- INSTRUÇÕES DA TAREFA:
Transcreva o trecho do texto sobre o biombo chinês, começando em "A memória mais" e terminando em "conheceu grande popularidade.".

- EXCERTO DO TEXTO:
####################

A memória mais antiga do biombo data da Dinastia Han (202 a.C – 220 d.C), altura em que salta dos palácios, onde era símbolo de poder, para animar as casas das famílias abastadas, logo se afirmando como uma peça essencial do mobiliário chinês.

Criado para decorar as salas, este móvel também serve para dividir espaços amplos, dar privacidade ou tão simplesmente para proteger das aragens. E, segundo o feng shui (風水), tem a qualidade de não deixar escapar a sorte das casas que ornamenta. Talvez por ter tanta utilidade e por a China ser tão venerada no Oriente no século VIII não tardou a cruzar a fronteira em direcção à Coreia e ao Japão, onde conheceu grande popularidade.

Como no Japão, na China Antiga os biombos também tinham uma função documental, exibindo imagens de homens ou mulheres que se tinham destacado na sociedade, dizeres importantes ou cenas do palácio imperial. Os poetas da Dinastia Tang (618–907) faziam magníficas descrições destas peças nobres do mobiliário chinês. Os pintores e os calígrafos depositavam nas faces do biombo as marcas da sua inspiração, respectivamente no huaping (畫屏) e no shuping (書屏). Muitos não pintavam directamente na madeira, antes preferindo o papel ou seda que depois eram aplicados nos painéis. Essa montagem exigia uma técnica que já era refinada nesse tempo.

Os separadores deste período eram normalmente mais baixos, sendo colocados sob plataformas e camas ou nas salas, já que nessa época as pessoas sentavam-se no chão. Só mais tarde, quando os chineses optaram por um nível mais elevado, é que os biombos ganharam altura.

####################

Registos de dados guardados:

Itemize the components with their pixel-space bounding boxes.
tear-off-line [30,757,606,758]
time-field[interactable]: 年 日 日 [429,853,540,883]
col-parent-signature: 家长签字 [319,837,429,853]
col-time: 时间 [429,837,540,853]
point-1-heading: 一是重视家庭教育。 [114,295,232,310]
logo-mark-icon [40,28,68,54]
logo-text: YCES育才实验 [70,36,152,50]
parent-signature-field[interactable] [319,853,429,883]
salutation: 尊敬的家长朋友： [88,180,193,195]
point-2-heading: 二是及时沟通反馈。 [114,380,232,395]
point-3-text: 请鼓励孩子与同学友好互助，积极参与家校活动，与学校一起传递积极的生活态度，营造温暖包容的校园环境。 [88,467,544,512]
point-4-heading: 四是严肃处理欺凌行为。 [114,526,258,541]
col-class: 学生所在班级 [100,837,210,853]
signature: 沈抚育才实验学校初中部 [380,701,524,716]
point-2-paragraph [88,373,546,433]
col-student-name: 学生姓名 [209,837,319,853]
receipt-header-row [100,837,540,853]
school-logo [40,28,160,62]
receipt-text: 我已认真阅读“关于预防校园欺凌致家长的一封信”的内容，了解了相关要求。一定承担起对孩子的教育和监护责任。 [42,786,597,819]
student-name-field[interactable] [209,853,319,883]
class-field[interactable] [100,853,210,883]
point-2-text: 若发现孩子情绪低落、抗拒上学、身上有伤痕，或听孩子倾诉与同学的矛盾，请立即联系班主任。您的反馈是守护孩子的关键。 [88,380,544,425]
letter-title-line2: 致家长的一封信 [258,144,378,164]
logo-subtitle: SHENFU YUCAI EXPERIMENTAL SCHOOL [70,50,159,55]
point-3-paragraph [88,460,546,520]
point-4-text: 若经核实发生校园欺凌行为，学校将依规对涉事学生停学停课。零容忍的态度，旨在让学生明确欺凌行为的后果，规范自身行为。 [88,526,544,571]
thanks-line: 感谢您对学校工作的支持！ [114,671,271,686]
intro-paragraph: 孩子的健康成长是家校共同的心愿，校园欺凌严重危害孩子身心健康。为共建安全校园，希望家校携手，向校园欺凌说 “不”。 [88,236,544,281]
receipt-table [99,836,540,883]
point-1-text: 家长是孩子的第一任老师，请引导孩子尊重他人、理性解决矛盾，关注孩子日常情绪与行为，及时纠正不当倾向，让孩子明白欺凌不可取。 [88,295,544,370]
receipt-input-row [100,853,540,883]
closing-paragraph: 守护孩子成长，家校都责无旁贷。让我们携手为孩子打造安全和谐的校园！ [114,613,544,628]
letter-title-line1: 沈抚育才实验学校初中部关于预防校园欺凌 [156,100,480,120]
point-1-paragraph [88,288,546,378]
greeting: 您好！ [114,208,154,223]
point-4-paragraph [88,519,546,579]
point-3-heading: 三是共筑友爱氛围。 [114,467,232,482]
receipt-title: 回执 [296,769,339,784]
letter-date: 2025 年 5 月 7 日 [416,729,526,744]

####################

- RESPOSTA:
A memória mais antiga do biombo data da Dinastia Han (202 a.C – 220 d.C), altura em que salta dos palácios, onde era símbolo de poder, para animar as casas das famílias abastadas, logo se afirmando como uma peça essencial do mobiliário chinês.

Criado para decorar as salas, este móvel também serve para dividir espaços amplos, dar privacidade ou tão simplesmente para proteger das aragens. E, segundo o feng shui (風水), tem a qualidade de não deixar escapar a sorte das casas que ornamenta. Talvez por ter tanta utilidade e por a China ser tão venerada no Oriente no século VIII não tardou a cruzar a fronteira em direcção à Coreia e ao Japão, onde conheceu grande popularidade.